**TASK GOAL**
Show every line in the entries below where the word "from" appears.

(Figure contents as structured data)
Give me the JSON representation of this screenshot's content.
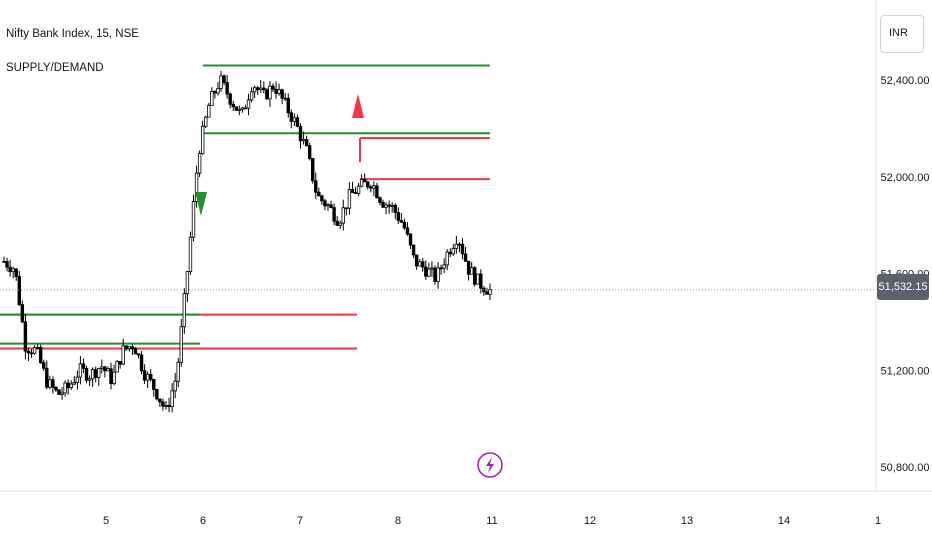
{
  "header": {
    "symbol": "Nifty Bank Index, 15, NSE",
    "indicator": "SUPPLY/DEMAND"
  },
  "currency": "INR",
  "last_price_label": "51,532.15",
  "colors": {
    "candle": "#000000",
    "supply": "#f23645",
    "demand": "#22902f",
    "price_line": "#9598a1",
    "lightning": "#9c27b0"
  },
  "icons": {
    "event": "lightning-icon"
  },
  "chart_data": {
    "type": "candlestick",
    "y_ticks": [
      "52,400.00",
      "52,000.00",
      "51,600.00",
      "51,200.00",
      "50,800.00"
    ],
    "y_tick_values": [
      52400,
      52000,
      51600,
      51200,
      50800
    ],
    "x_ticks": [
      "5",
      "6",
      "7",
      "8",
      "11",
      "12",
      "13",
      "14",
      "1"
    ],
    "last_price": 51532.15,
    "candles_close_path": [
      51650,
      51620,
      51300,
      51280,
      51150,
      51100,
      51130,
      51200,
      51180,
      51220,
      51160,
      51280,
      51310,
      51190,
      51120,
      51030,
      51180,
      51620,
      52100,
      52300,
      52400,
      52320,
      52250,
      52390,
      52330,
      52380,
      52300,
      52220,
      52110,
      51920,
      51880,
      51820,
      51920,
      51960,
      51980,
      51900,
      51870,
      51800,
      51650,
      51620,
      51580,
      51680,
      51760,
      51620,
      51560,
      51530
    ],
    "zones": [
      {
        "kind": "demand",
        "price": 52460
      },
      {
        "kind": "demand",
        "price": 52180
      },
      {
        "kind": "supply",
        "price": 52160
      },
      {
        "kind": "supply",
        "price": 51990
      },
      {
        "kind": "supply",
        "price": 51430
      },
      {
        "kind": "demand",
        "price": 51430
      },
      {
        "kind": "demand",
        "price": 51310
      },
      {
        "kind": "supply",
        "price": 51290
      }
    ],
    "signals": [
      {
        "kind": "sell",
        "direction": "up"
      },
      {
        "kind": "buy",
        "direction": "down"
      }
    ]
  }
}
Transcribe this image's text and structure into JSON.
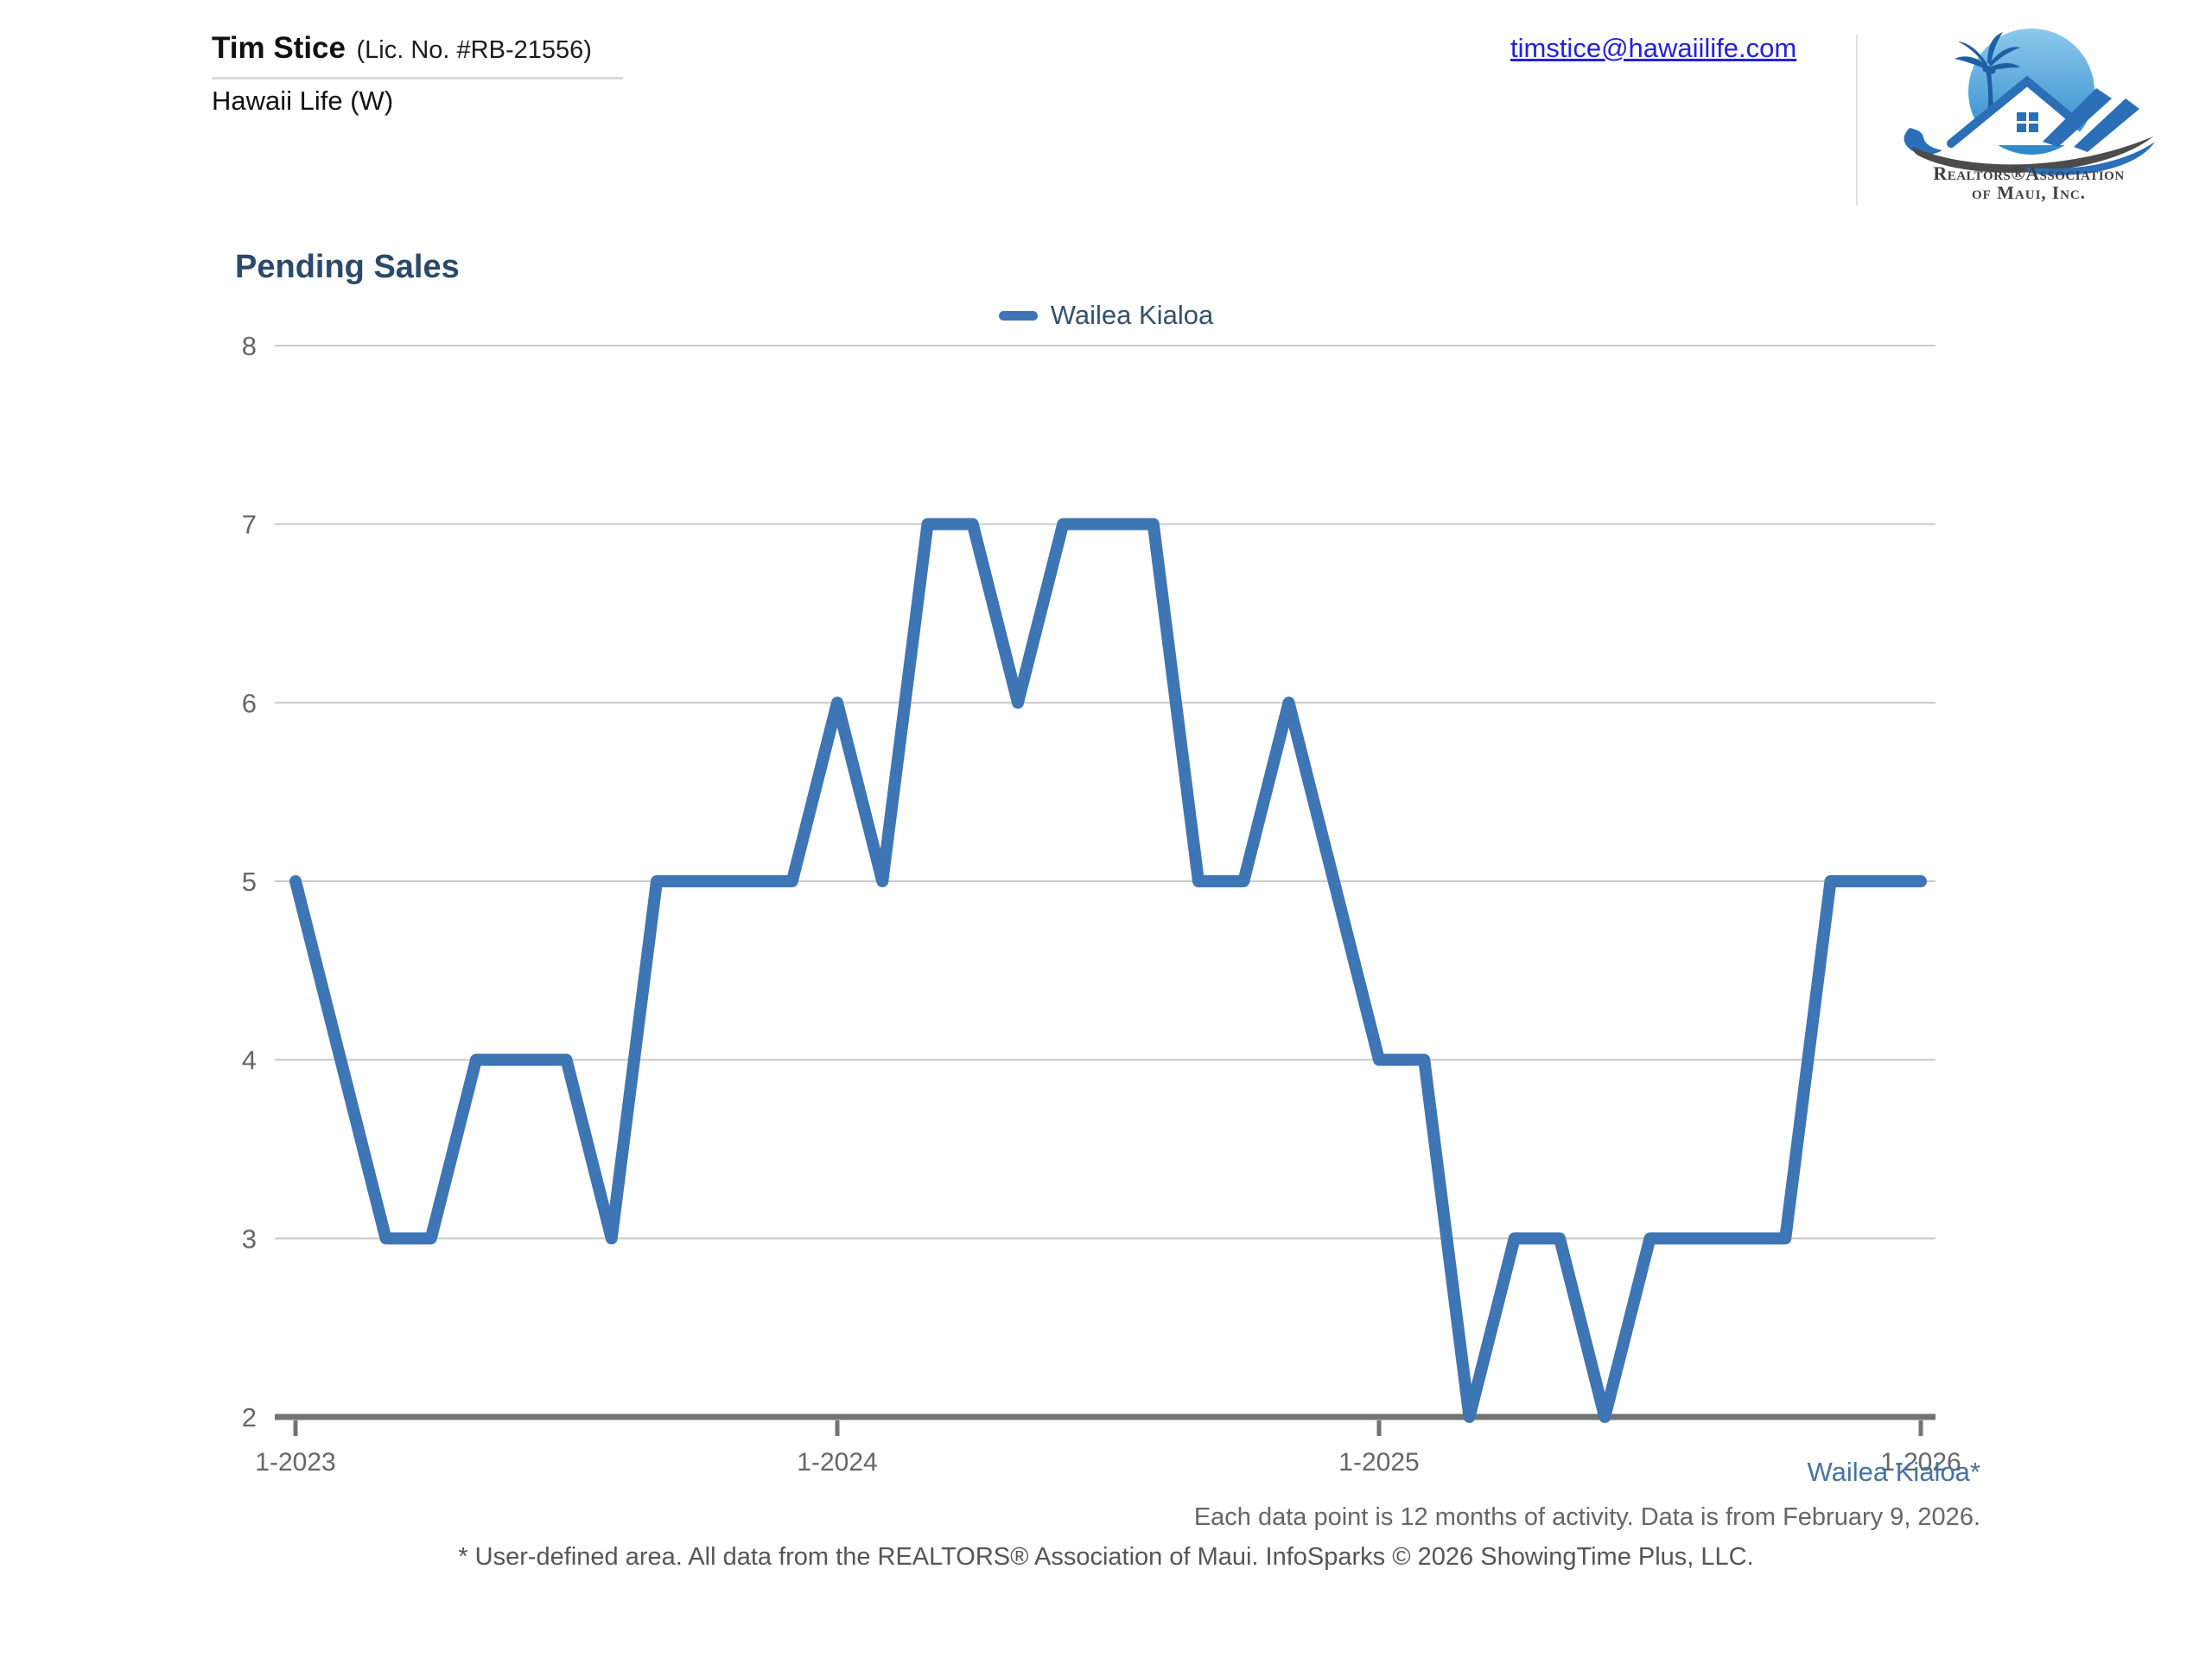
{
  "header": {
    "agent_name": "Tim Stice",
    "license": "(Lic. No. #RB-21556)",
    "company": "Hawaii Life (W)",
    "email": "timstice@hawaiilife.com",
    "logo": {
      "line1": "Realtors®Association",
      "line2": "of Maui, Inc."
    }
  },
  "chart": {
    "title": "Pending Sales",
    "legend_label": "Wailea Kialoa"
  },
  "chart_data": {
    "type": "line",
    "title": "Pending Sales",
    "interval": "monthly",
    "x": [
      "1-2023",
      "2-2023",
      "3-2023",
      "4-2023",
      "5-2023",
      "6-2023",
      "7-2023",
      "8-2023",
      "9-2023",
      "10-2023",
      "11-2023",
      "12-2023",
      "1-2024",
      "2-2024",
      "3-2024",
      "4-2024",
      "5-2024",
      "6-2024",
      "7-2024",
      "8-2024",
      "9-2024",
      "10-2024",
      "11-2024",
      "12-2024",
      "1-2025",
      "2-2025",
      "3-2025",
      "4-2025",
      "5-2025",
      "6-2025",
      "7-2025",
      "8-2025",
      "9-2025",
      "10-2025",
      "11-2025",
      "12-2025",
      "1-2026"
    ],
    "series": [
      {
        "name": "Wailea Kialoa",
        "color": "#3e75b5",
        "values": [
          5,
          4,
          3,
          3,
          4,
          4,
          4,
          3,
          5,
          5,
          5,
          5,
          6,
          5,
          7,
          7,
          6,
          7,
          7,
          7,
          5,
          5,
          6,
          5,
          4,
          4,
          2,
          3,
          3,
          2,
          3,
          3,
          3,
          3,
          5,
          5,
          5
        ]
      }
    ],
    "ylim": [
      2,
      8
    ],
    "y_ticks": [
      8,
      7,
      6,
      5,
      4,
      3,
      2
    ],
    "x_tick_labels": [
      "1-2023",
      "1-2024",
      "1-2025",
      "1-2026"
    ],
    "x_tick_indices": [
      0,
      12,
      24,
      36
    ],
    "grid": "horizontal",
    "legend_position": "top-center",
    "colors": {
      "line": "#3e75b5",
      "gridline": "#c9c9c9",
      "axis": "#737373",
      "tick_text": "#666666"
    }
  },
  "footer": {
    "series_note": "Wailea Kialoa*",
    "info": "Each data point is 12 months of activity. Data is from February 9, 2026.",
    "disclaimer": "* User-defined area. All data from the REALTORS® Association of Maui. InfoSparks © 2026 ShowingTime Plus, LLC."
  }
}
---
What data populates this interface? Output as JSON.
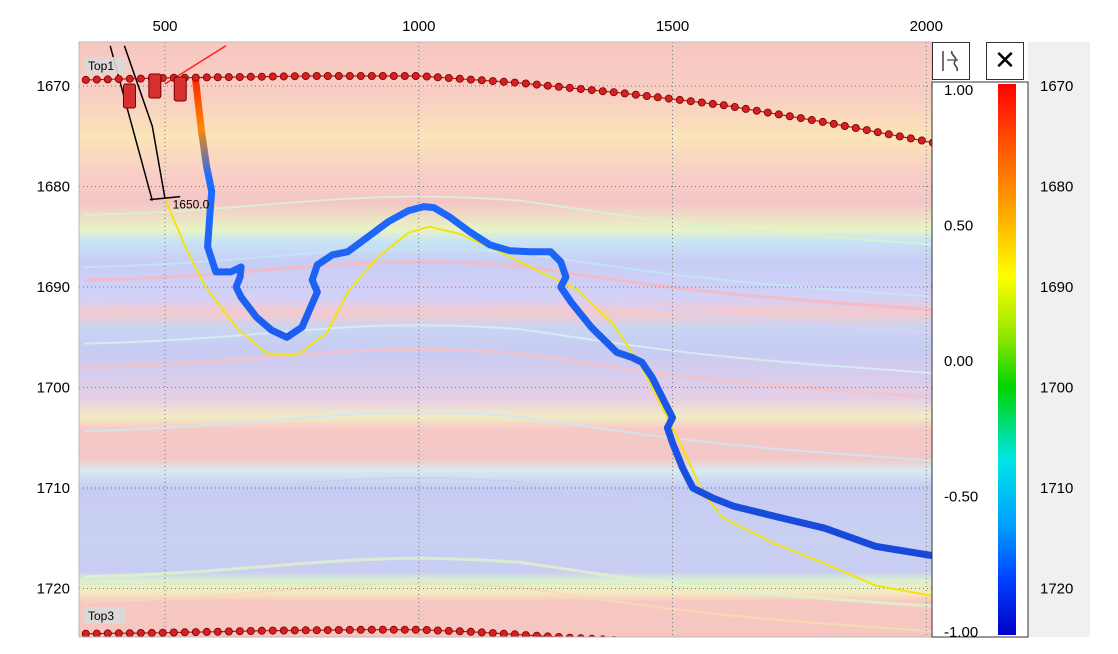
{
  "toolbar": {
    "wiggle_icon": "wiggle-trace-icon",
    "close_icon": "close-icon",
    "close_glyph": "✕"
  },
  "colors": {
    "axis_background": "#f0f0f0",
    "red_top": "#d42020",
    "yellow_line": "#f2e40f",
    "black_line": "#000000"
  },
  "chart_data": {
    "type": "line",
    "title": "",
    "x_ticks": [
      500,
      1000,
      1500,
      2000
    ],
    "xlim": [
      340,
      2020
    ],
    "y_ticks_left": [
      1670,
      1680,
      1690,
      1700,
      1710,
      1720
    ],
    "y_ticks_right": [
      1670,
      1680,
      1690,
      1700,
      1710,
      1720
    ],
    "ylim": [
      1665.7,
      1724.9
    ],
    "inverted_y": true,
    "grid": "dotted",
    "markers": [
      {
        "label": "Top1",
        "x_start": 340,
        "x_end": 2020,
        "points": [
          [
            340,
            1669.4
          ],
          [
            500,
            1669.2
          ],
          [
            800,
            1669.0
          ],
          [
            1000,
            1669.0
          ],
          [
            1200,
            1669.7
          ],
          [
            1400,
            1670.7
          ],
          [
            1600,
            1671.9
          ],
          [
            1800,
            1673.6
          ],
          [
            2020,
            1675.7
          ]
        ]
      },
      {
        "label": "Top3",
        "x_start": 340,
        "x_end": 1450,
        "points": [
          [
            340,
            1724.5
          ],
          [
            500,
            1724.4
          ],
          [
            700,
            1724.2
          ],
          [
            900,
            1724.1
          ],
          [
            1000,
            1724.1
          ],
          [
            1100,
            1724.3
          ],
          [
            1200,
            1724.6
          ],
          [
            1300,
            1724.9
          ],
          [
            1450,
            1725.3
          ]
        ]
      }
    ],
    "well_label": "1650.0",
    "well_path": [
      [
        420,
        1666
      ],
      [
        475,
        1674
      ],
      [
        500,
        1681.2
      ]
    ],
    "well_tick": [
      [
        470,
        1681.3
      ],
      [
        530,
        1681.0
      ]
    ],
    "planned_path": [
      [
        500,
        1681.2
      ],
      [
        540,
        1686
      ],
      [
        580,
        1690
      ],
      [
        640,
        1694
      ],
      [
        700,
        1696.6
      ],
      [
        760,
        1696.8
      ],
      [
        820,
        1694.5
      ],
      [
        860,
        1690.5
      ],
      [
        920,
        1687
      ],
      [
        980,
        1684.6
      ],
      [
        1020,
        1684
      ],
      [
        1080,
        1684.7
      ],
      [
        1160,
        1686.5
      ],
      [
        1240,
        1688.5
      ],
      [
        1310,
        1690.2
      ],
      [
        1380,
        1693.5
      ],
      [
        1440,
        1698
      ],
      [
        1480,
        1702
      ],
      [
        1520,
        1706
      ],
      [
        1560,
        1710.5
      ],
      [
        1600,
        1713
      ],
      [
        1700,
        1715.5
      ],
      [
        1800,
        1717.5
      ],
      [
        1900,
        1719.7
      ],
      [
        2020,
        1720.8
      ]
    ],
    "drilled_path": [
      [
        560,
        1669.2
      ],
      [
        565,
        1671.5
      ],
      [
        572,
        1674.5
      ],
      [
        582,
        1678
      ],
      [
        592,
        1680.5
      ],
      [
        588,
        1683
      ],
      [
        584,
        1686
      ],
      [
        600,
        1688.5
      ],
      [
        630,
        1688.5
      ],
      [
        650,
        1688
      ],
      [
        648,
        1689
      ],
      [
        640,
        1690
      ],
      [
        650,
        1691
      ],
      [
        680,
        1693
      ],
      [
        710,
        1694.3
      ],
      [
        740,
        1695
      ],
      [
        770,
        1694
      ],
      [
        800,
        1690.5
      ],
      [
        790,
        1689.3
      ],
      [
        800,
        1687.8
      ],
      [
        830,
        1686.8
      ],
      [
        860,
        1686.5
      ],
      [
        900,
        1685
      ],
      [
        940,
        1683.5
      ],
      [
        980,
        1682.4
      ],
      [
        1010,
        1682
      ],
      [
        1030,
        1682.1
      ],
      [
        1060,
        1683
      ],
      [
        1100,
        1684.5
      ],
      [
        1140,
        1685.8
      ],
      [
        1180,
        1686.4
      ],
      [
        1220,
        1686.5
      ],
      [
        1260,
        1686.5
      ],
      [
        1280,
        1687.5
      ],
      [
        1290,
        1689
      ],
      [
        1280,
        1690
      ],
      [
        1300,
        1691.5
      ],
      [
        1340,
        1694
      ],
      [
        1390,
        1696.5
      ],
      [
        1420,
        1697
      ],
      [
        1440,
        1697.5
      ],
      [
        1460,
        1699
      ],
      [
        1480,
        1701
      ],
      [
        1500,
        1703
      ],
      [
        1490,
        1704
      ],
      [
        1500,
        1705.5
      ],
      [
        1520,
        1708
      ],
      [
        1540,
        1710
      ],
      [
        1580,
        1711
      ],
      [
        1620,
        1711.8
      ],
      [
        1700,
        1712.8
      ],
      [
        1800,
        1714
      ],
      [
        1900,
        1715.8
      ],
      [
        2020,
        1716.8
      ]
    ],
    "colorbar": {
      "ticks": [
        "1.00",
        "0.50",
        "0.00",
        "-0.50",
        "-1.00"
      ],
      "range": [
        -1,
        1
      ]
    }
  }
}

**CORRECT RESPONSE**
    "info": "Each data point is 12 months of activity. Data is from February 9, 2026.",
    "disclaimer": "* User-defined area. All data from the REALTORS® Association of Maui. InfoSparks © 2026 ShowingTime Plus, LLC."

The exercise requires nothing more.